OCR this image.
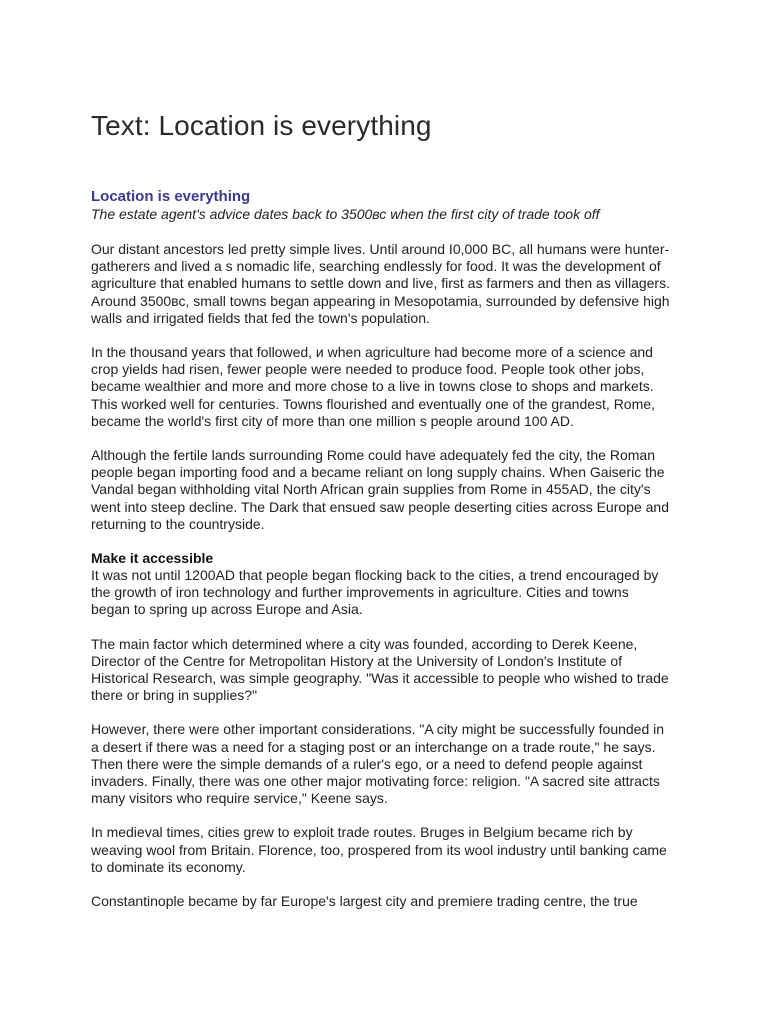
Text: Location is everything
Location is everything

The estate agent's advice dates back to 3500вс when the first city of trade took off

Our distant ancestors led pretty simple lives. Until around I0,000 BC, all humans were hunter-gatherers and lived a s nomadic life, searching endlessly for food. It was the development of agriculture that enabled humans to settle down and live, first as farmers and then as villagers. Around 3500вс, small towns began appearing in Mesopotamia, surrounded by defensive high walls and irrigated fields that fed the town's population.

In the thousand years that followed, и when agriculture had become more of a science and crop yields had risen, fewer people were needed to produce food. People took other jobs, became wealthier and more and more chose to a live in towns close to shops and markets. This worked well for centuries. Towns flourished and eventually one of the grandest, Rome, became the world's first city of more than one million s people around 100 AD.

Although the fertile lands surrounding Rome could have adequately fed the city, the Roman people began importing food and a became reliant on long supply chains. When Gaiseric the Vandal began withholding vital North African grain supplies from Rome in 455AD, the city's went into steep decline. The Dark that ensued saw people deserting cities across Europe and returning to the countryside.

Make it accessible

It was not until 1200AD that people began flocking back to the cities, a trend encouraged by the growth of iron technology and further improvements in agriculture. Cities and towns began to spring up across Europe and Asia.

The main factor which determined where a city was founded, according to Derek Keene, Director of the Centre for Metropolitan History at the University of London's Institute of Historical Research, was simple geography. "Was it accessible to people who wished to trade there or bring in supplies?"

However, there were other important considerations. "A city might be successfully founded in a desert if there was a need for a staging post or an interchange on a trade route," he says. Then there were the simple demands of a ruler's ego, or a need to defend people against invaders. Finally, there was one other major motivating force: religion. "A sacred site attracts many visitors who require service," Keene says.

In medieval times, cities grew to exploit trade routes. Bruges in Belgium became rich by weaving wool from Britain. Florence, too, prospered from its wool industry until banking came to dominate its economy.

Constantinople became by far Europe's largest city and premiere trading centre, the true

...

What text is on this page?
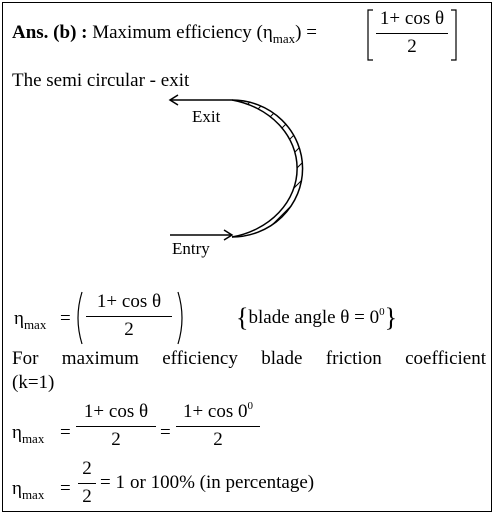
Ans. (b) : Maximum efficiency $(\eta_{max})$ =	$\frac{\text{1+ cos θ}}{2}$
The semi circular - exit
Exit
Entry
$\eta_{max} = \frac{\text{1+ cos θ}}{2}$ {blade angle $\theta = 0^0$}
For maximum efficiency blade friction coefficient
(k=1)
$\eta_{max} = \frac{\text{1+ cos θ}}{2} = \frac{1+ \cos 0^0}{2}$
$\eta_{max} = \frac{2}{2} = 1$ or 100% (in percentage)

_INSTRUCTION:_ Identify which lines contain the word "Location" and copy each one.

_FINAL RESULT:_
Text: Location is everything
Location is everything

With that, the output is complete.